What serious planning.

What intentional love.

What willingness to risk.

I’m here to tell you he had no way of knowing whether or if Dad and Mom would rise to his loving occasion, neither of us ever having used any alcohol (and didn’t run with those who did) and Dad having smoked for only a few years about half a century ago.

We did rise to the occasion.

So there it was -the first Mailbox/Old Barn of 2014, delivered with love.

barn with windmill

On a cloudy and cool New Year’s Day eight days later, we gathered at his house. In earlier years there would have been snow on the ground – other times and other places, far away.  This time, in an unusually cold Oregon winter, there was no snow but the smoke got in our eyes. A lot.

He instructed those of us who didn’t know (that would be five of the six present) in the business of removing this…leaving that…snipping this…don’t worry about that…here’s what yer gonna do…with an emphasis on….No need to inhale, Mom, so don’t worry about it.

So the cigars are lit all around.

|---|

■ Directions
a: What was the weather like on the New Year's Day described in the passage?
b: Quote the passage from "barn with windmill" up to and including "eyes. A lot.".

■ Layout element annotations
|---|

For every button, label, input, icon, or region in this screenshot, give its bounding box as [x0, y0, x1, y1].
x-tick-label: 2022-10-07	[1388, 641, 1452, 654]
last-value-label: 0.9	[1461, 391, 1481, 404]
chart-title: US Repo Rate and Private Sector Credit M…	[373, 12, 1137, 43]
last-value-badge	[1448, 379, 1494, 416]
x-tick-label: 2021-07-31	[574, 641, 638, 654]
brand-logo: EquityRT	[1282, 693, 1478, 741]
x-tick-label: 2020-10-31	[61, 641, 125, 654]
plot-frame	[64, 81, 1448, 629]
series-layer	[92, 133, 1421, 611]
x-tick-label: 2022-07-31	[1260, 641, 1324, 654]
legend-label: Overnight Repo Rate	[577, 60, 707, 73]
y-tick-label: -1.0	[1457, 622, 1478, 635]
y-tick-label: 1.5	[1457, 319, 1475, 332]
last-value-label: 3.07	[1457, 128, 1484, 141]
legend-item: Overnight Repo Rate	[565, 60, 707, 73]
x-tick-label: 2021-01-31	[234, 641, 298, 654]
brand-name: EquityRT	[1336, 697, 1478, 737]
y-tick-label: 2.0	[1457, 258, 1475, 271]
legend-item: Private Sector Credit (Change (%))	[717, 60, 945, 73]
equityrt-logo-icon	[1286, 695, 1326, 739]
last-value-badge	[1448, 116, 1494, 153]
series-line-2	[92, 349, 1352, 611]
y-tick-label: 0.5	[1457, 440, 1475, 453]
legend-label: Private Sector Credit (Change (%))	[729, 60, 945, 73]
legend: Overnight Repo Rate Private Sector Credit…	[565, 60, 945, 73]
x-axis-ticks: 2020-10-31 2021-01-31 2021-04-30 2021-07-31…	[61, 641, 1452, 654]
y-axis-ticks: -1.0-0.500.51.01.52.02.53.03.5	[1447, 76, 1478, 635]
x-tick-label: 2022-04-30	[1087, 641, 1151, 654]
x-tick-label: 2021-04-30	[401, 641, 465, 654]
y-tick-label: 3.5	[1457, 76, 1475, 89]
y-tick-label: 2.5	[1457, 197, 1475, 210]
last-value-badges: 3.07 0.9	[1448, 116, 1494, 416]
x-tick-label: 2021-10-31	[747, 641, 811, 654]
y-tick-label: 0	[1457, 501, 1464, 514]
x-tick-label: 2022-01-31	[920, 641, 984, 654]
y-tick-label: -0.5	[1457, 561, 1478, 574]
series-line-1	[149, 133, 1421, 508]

|---|

■ Answers to the problems
a: It was cloudy and cool.

b:
barn with windmill

On a cloudy and cool New Year’s Day eight days later, we gathered at his house. In earlier years there would have been snow on the ground – other times and other places, far away.  This time, in an unusually cold Oregon winter, there was no snow but the smoke got in our eyes. A lot.